### STATED EXERCISE:
List all lines of the data containing the word "ffffff".

(Records)
━━━━
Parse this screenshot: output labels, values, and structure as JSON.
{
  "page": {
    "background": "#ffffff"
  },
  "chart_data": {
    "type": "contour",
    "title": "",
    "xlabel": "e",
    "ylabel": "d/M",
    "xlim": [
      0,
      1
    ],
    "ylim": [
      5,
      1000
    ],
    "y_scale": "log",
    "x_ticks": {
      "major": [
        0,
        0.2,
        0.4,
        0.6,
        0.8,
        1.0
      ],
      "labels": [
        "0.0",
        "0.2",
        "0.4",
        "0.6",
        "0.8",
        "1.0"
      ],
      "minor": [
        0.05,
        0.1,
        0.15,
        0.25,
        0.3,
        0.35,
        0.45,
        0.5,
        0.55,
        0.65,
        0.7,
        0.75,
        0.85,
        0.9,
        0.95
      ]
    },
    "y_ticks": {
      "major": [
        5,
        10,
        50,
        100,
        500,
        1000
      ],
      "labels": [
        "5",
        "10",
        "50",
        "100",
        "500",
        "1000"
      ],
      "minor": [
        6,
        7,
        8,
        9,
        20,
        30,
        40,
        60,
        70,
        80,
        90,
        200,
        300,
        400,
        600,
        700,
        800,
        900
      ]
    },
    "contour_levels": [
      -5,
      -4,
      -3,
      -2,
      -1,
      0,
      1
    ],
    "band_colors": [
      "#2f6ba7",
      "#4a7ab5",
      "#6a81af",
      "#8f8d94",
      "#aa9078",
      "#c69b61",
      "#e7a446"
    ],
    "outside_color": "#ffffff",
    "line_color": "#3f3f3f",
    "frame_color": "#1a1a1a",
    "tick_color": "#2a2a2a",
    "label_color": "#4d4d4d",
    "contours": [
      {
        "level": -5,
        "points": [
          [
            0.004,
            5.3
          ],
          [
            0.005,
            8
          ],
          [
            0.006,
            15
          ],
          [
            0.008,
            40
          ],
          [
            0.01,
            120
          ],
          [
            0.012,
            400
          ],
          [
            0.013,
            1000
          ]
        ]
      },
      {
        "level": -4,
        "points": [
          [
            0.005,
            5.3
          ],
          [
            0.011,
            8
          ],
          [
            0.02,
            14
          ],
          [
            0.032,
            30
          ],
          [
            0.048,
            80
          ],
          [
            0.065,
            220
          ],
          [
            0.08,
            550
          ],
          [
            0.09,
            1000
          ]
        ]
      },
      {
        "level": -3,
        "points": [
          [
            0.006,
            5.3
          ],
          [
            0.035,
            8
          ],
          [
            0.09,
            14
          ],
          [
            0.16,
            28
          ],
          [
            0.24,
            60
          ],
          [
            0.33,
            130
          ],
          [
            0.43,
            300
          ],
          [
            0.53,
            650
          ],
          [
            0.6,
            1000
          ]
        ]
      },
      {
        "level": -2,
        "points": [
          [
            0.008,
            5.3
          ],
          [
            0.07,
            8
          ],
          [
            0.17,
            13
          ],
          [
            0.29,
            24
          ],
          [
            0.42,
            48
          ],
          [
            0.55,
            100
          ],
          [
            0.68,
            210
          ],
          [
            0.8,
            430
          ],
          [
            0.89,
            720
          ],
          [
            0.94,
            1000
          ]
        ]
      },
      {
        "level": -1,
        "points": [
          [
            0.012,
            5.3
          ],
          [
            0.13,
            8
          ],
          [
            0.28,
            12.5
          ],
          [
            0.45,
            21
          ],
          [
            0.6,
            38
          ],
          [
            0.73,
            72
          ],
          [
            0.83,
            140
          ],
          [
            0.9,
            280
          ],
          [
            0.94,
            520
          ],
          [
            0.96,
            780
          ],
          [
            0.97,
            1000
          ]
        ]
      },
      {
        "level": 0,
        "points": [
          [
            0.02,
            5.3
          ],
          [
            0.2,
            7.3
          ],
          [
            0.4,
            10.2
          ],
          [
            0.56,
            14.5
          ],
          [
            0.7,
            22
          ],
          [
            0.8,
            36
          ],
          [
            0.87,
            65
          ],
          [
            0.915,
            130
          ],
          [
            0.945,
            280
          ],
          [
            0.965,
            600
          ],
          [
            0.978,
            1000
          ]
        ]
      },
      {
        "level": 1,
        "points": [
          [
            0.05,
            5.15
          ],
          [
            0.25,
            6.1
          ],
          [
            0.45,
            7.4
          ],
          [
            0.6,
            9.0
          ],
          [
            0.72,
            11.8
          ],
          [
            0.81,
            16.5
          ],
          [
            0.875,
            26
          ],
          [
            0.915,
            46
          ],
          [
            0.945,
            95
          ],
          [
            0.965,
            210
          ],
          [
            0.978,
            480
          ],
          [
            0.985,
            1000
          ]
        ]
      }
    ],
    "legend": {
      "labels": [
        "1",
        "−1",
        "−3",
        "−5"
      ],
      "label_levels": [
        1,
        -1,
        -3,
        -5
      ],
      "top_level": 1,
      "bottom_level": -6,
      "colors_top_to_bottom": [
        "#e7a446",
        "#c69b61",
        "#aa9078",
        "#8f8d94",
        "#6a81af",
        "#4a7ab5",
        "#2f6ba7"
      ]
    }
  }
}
━━━━
### TASK OUTPUT:
    "background": "#ffffff"
    "outside_color": "#ffffff",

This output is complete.